------ MATERIAL SUPPLIED ------
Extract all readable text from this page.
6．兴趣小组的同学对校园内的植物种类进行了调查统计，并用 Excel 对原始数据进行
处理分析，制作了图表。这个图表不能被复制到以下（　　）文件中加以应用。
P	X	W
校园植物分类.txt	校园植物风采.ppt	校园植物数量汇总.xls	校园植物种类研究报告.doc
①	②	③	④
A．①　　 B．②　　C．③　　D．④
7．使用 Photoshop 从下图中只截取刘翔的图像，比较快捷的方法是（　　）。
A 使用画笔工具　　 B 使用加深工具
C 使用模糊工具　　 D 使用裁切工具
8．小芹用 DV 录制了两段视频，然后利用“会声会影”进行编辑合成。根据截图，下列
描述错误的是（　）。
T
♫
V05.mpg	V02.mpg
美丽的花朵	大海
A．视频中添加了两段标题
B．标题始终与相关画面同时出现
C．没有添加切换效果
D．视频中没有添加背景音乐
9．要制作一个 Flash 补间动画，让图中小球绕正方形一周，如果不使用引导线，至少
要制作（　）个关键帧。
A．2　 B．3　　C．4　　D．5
------
• [WRITTEN EXERCISE] Restate the data above word for word, please.

• [OUTPUT FOR THIS TASK]
Extract all readable text from this page.
6．兴趣小组的同学对校园内的植物种类进行了调查统计，并用 Excel 对原始数据进行
处理分析，制作了图表。这个图表不能被复制到以下（　　）文件中加以应用。
P	X	W
校园植物分类.txt	校园植物风采.ppt	校园植物数量汇总.xls	校园植物种类研究报告.doc
①	②	③	④
A．①　　 B．②　　C．③　　D．④
7．使用 Photoshop 从下图中只截取刘翔的图像，比较快捷的方法是（　　）。
A 使用画笔工具　　 B 使用加深工具
C 使用模糊工具　　 D 使用裁切工具
8．小芹用 DV 录制了两段视频，然后利用“会声会影”进行编辑合成。根据截图，下列
描述错误的是（　）。
T
♫
V05.mpg	V02.mpg
美丽的花朵	大海
A．视频中添加了两段标题
B．标题始终与相关画面同时出现
C．没有添加切换效果
D．视频中没有添加背景音乐
9．要制作一个 Flash 补间动画，让图中小球绕正方形一周，如果不使用引导线，至少
要制作（　）个关键帧。
A．2　 B．3　　C．4　　D．5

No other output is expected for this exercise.